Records
[START]

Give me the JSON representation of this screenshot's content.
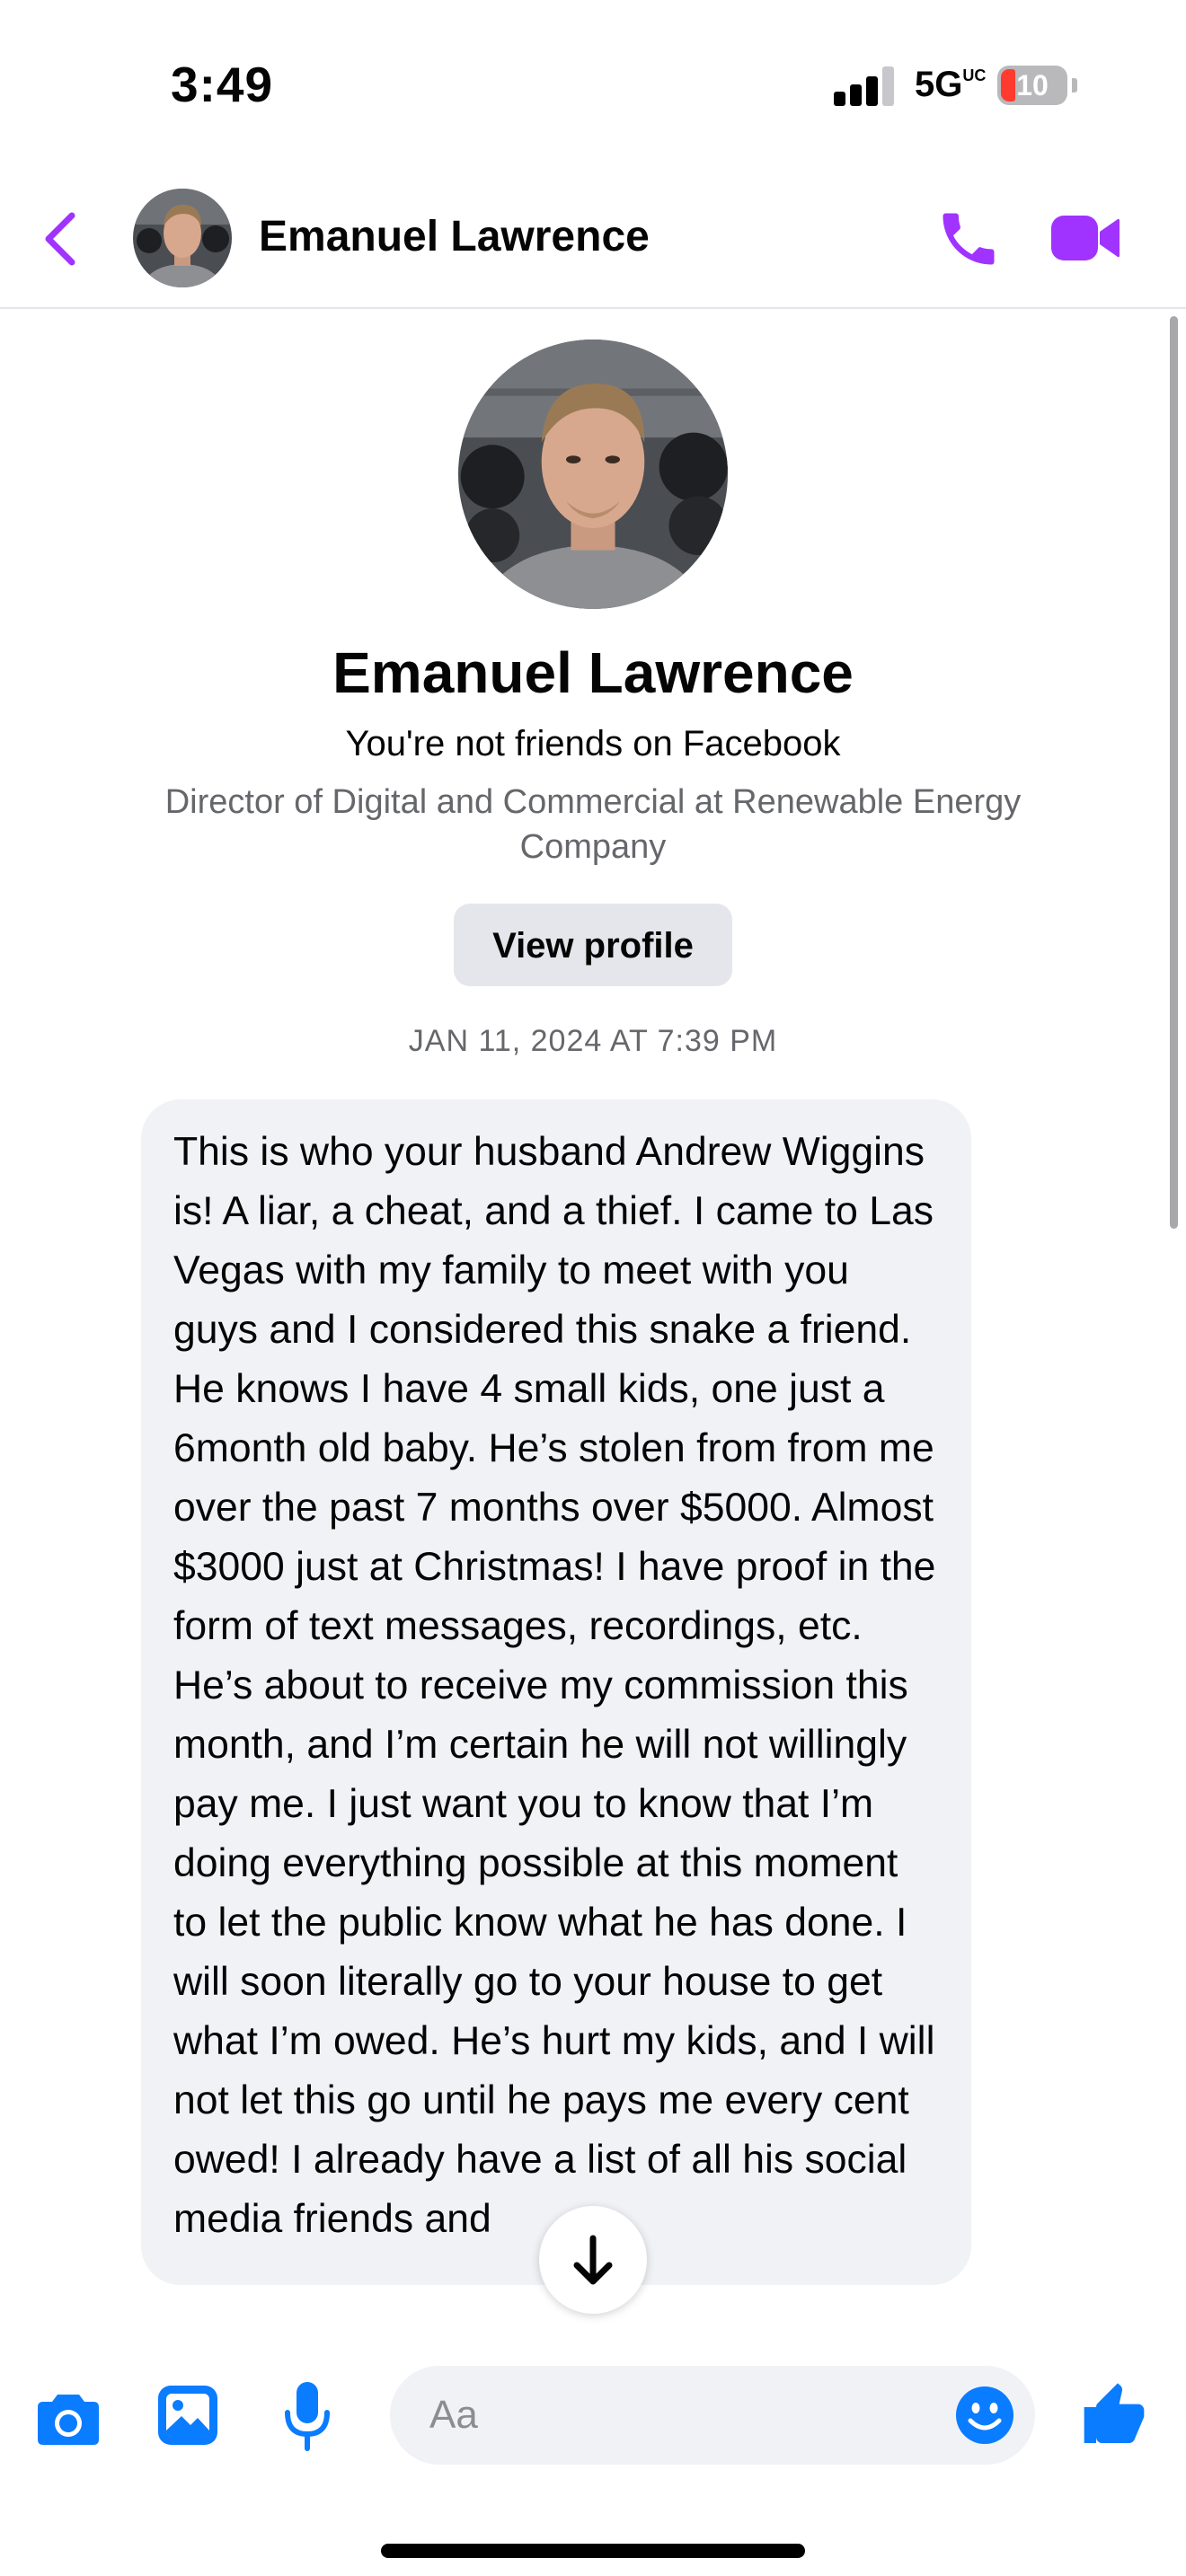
{
  "status_bar": {
    "time": "3:49",
    "network": "5G",
    "network_suffix": "UC",
    "battery": "10"
  },
  "header": {
    "contact_name": "Emanuel Lawrence"
  },
  "profile": {
    "name": "Emanuel Lawrence",
    "friend_status": "You're not friends on Facebook",
    "job_title": "Director of Digital and Commercial at Renewable Energy Company",
    "view_profile_label": "View profile"
  },
  "conversation": {
    "timestamp": "JAN 11, 2024 AT 7:39 PM",
    "messages": [
      {
        "text": "This is who your husband Andrew Wiggins is! A liar, a cheat, and a thief. I came to Las Vegas with my family to meet with you guys and I considered this snake a friend. He knows I have 4 small kids, one just a 6month old baby. He’s stolen from from me over the past 7 months over $5000. Almost $3000 just at Christmas! I have proof in the form of text messages, recordings, etc. He’s about to receive my commission this month, and I’m certain he will not willingly pay me. I just want you to know that I’m doing everything possible at this moment to let the public know what he has done. I will soon literally go to your house to get what I’m owed. He’s hurt my kids, and I will not let this go until he pays me every cent owed! I already have a list of all his social media friends and"
      }
    ]
  },
  "composer": {
    "placeholder": "Aa"
  },
  "colors": {
    "accent_purple": "#a033ff",
    "messenger_blue": "#0a7cff",
    "bubble_gray": "#f0f2f5",
    "secondary_text": "#65676b"
  },
  "icons": {
    "back": "chevron-left-icon",
    "call": "phone-icon",
    "video": "video-camera-icon",
    "scroll_down": "arrow-down-icon",
    "camera": "camera-icon",
    "gallery": "photo-gallery-icon",
    "mic": "microphone-icon",
    "emoji": "smiley-icon",
    "like": "thumbs-up-icon"
  }
}
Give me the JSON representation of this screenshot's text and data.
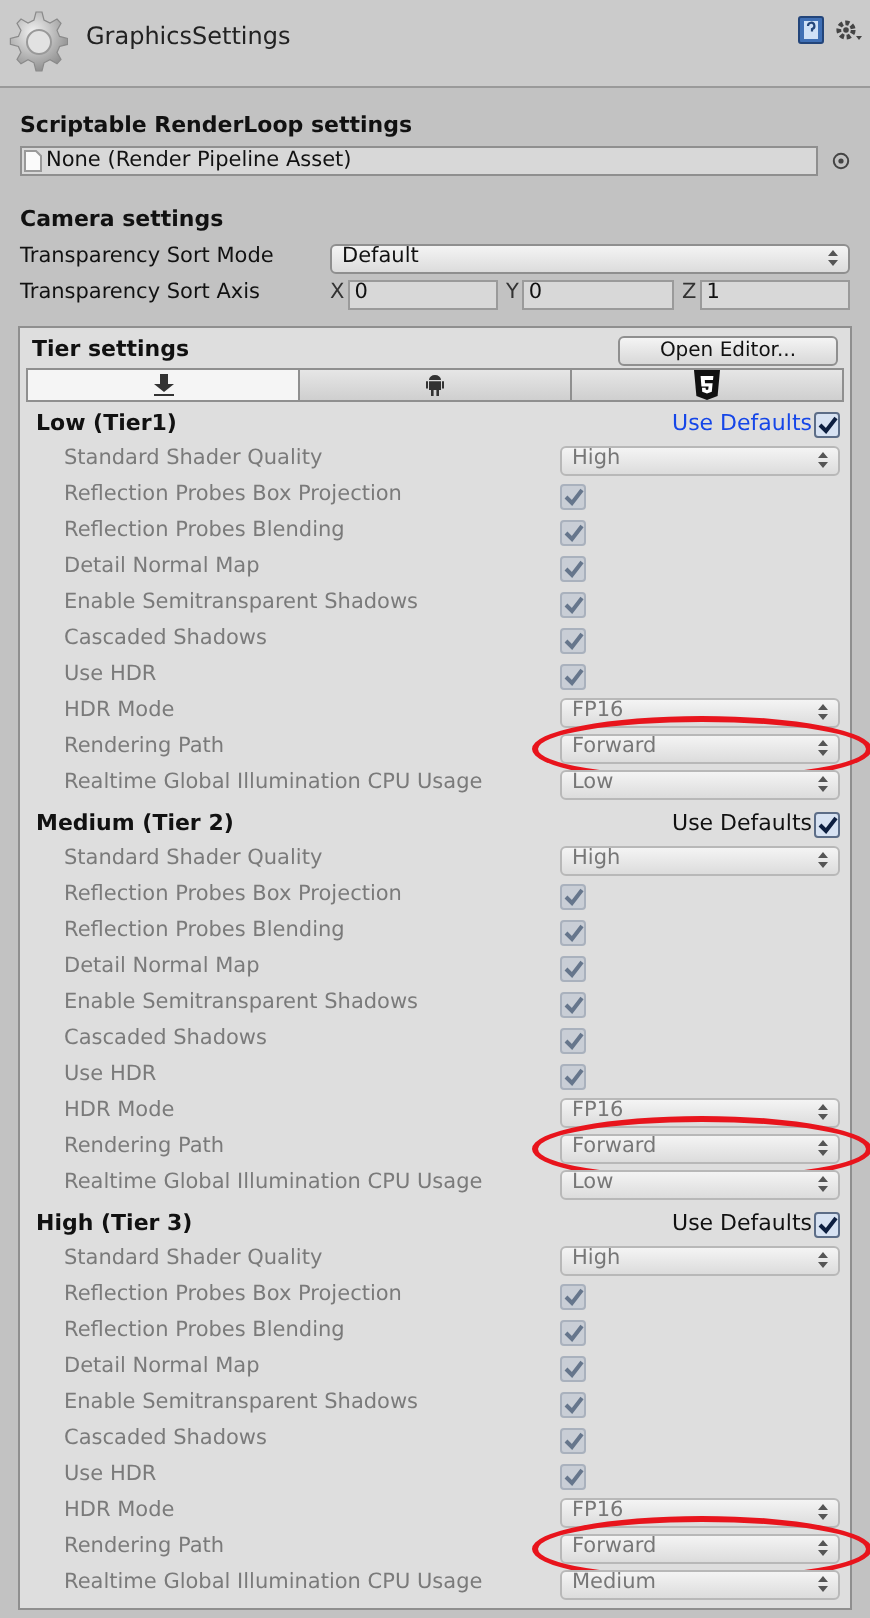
{
  "header": {
    "title": "GraphicsSettings"
  },
  "scriptable": {
    "heading": "Scriptable RenderLoop settings",
    "field": "None (Render Pipeline Asset)"
  },
  "camera": {
    "heading": "Camera settings",
    "sort_mode": {
      "label": "Transparency Sort Mode",
      "value": "Default"
    },
    "sort_axis": {
      "label": "Transparency Sort Axis",
      "axes": [
        {
          "label": "X",
          "value": "0"
        },
        {
          "label": "Y",
          "value": "0"
        },
        {
          "label": "Z",
          "value": "1"
        }
      ]
    }
  },
  "tier_settings": {
    "heading": "Tier settings",
    "button": "Open Editor...",
    "tabs": [
      {
        "kind": "download",
        "selected": true
      },
      {
        "kind": "android",
        "selected": false
      },
      {
        "kind": "html5",
        "selected": false
      }
    ],
    "tiers": [
      {
        "name": "Low (Tier1)",
        "defaults_label": "Use Defaults",
        "use_defaults": true,
        "highlighted": true,
        "settings": [
          {
            "kind": "dropdown",
            "label": "Standard Shader Quality",
            "value": "High",
            "circled": false
          },
          {
            "kind": "checkbox",
            "label": "Reflection Probes Box Projection",
            "checked": true
          },
          {
            "kind": "checkbox",
            "label": "Reflection Probes Blending",
            "checked": true
          },
          {
            "kind": "checkbox",
            "label": "Detail Normal Map",
            "checked": true
          },
          {
            "kind": "checkbox",
            "label": "Enable Semitransparent Shadows",
            "checked": true
          },
          {
            "kind": "checkbox",
            "label": "Cascaded Shadows",
            "checked": true
          },
          {
            "kind": "checkbox",
            "label": "Use HDR",
            "checked": true
          },
          {
            "kind": "dropdown",
            "label": "HDR Mode",
            "value": "FP16",
            "circled": false
          },
          {
            "kind": "dropdown",
            "label": "Rendering Path",
            "value": "Forward",
            "circled": true
          },
          {
            "kind": "dropdown",
            "label": "Realtime Global Illumination CPU Usage",
            "value": "Low",
            "circled": false
          }
        ]
      },
      {
        "name": "Medium (Tier 2)",
        "defaults_label": "Use Defaults",
        "use_defaults": true,
        "highlighted": false,
        "settings": [
          {
            "kind": "dropdown",
            "label": "Standard Shader Quality",
            "value": "High",
            "circled": false
          },
          {
            "kind": "checkbox",
            "label": "Reflection Probes Box Projection",
            "checked": true
          },
          {
            "kind": "checkbox",
            "label": "Reflection Probes Blending",
            "checked": true
          },
          {
            "kind": "checkbox",
            "label": "Detail Normal Map",
            "checked": true
          },
          {
            "kind": "checkbox",
            "label": "Enable Semitransparent Shadows",
            "checked": true
          },
          {
            "kind": "checkbox",
            "label": "Cascaded Shadows",
            "checked": true
          },
          {
            "kind": "checkbox",
            "label": "Use HDR",
            "checked": true
          },
          {
            "kind": "dropdown",
            "label": "HDR Mode",
            "value": "FP16",
            "circled": false
          },
          {
            "kind": "dropdown",
            "label": "Rendering Path",
            "value": "Forward",
            "circled": true
          },
          {
            "kind": "dropdown",
            "label": "Realtime Global Illumination CPU Usage",
            "value": "Low",
            "circled": false
          }
        ]
      },
      {
        "name": "High (Tier 3)",
        "defaults_label": "Use Defaults",
        "use_defaults": true,
        "highlighted": false,
        "settings": [
          {
            "kind": "dropdown",
            "label": "Standard Shader Quality",
            "value": "High",
            "circled": false
          },
          {
            "kind": "checkbox",
            "label": "Reflection Probes Box Projection",
            "checked": true
          },
          {
            "kind": "checkbox",
            "label": "Reflection Probes Blending",
            "checked": true
          },
          {
            "kind": "checkbox",
            "label": "Detail Normal Map",
            "checked": true
          },
          {
            "kind": "checkbox",
            "label": "Enable Semitransparent Shadows",
            "checked": true
          },
          {
            "kind": "checkbox",
            "label": "Cascaded Shadows",
            "checked": true
          },
          {
            "kind": "checkbox",
            "label": "Use HDR",
            "checked": true
          },
          {
            "kind": "dropdown",
            "label": "HDR Mode",
            "value": "FP16",
            "circled": false
          },
          {
            "kind": "dropdown",
            "label": "Rendering Path",
            "value": "Forward",
            "circled": true
          },
          {
            "kind": "dropdown",
            "label": "Realtime Global Illumination CPU Usage",
            "value": "Medium",
            "circled": false
          }
        ]
      }
    ]
  }
}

[END]

■ WHAT THIS TASK INVOLVES: Omit every picture, then repeat the remaining data exactly as it appears above.

■ ANSWER:
Give me the JSON representation of this screenshot's content.
{
  "status_bar": {
    "time": "3:49",
    "network": "5G",
    "network_suffix": "UC",
    "battery": "10"
  },
  "header": {
    "contact_name": "Emanuel Lawrence"
  },
  "profile": {
    "name": "Emanuel Lawrence",
    "friend_status": "You're not friends on Facebook",
    "job_title": "Director of Digital and Commercial at Renewable Energy Company",
    "view_profile_label": "View profile"
  },
  "conversation": {
    "timestamp": "JAN 11, 2024 AT 7:39 PM",
    "messages": [
      {
        "text": "This is who your husband Andrew Wiggins is! A liar, a cheat, and a thief. I came to Las Vegas with my family to meet with you guys and I considered this snake a friend. He knows I have 4 small kids, one just a 6month old baby. He’s stolen from from me over the past 7 months over $5000. Almost $3000 just at Christmas! I have proof in the form of text messages, recordings, etc. He’s about to receive my commission this month, and I’m certain he will not willingly pay me. I just want you to know that I’m doing everything possible at this moment to let the public know what he has done. I will soon literally go to your house to get what I’m owed. He’s hurt my kids, and I will not let this go until he pays me every cent owed! I already have a list of all his social media friends and"
      }
    ]
  },
  "composer": {
    "placeholder": "Aa"
  },
  "colors": {
    "accent_purple": "#a033ff",
    "messenger_blue": "#0a7cff",
    "bubble_gray": "#f0f2f5",
    "secondary_text": "#65676b"
  },
  "icons": {
    "back": "chevron-left-icon",
    "call": "phone-icon",
    "video": "video-camera-icon",
    "scroll_down": "arrow-down-icon",
    "camera": "camera-icon",
    "gallery": "photo-gallery-icon",
    "mic": "microphone-icon",
    "emoji": "smiley-icon",
    "like": "thumbs-up-icon"
  }
}
Give me the JSON representation of this screenshot's text and data.
{
  "header": {
    "title": "GraphicsSettings"
  },
  "scriptable": {
    "heading": "Scriptable RenderLoop settings",
    "field": "None (Render Pipeline Asset)"
  },
  "camera": {
    "heading": "Camera settings",
    "sort_mode": {
      "label": "Transparency Sort Mode",
      "value": "Default"
    },
    "sort_axis": {
      "label": "Transparency Sort Axis",
      "axes": [
        {
          "label": "X",
          "value": "0"
        },
        {
          "label": "Y",
          "value": "0"
        },
        {
          "label": "Z",
          "value": "1"
        }
      ]
    }
  },
  "tier_settings": {
    "heading": "Tier settings",
    "button": "Open Editor...",
    "tabs": [
      {
        "kind": "download",
        "selected": true
      },
      {
        "kind": "android",
        "selected": false
      },
      {
        "kind": "html5",
        "selected": false
      }
    ],
    "tiers": [
      {
        "name": "Low (Tier1)",
        "defaults_label": "Use Defaults",
        "use_defaults": true,
        "highlighted": true,
        "settings": [
          {
            "kind": "dropdown",
            "label": "Standard Shader Quality",
            "value": "High",
            "circled": false
          },
          {
            "kind": "checkbox",
            "label": "Reflection Probes Box Projection",
            "checked": true
          },
          {
            "kind": "checkbox",
            "label": "Reflection Probes Blending",
            "checked": true
          },
          {
            "kind": "checkbox",
            "label": "Detail Normal Map",
            "checked": true
          },
          {
            "kind": "checkbox",
            "label": "Enable Semitransparent Shadows",
            "checked": true
          },
          {
            "kind": "checkbox",
            "label": "Cascaded Shadows",
            "checked": true
          },
          {
            "kind": "checkbox",
            "label": "Use HDR",
            "checked": true
          },
          {
            "kind": "dropdown",
            "label": "HDR Mode",
            "value": "FP16",
            "circled": false
          },
          {
            "kind": "dropdown",
            "label": "Rendering Path",
            "value": "Forward",
            "circled": true
          },
          {
            "kind": "dropdown",
            "label": "Realtime Global Illumination CPU Usage",
            "value": "Low",
            "circled": false
          }
        ]
      },
      {
        "name": "Medium (Tier 2)",
        "defaults_label": "Use Defaults",
        "use_defaults": true,
        "highlighted": false,
        "settings": [
          {
            "kind": "dropdown",
            "label": "Standard Shader Quality",
            "value": "High",
            "circled": false
          },
          {
            "kind": "checkbox",
            "label": "Reflection Probes Box Projection",
            "checked": true
          },
          {
            "kind": "checkbox",
            "label": "Reflection Probes Blending",
            "checked": true
          },
          {
            "kind": "checkbox",
            "label": "Detail Normal Map",
            "checked": true
          },
          {
            "kind": "checkbox",
            "label": "Enable Semitransparent Shadows",
            "checked": true
          },
          {
            "kind": "checkbox",
            "label": "Cascaded Shadows",
            "checked": true
          },
          {
            "kind": "checkbox",
            "label": "Use HDR",
            "checked": true
          },
          {
            "kind": "dropdown",
            "label": "HDR Mode",
            "value": "FP16",
            "circled": false
          },
          {
            "kind": "dropdown",
            "label": "Rendering Path",
            "value": "Forward",
            "circled": true
          },
          {
            "kind": "dropdown",
            "label": "Realtime Global Illumination CPU Usage",
            "value": "Low",
            "circled": false
          }
        ]
      },
      {
        "name": "High (Tier 3)",
        "defaults_label": "Use Defaults",
        "use_defaults": true,
        "highlighted": false,
        "settings": [
          {
            "kind": "dropdown",
            "label": "Standard Shader Quality",
            "value": "High",
            "circled": false
          },
          {
            "kind": "checkbox",
            "label": "Reflection Probes Box Projection",
            "checked": true
          },
          {
            "kind": "checkbox",
            "label": "Reflection Probes Blending",
            "checked": true
          },
          {
            "kind": "checkbox",
            "label": "Detail Normal Map",
            "checked": true
          },
          {
            "kind": "checkbox",
            "label": "Enable Semitransparent Shadows",
            "checked": true
          },
          {
            "kind": "checkbox",
            "label": "Cascaded Shadows",
            "checked": true
          },
          {
            "kind": "checkbox",
            "label": "Use HDR",
            "checked": true
          },
          {
            "kind": "dropdown",
            "label": "HDR Mode",
            "value": "FP16",
            "circled": false
          },
          {
            "kind": "dropdown",
            "label": "Rendering Path",
            "value": "Forward",
            "circled": true
          },
          {
            "kind": "dropdown",
            "label": "Realtime Global Illumination CPU Usage",
            "value": "Medium",
            "circled": false
          }
        ]
      }
    ]
  }
}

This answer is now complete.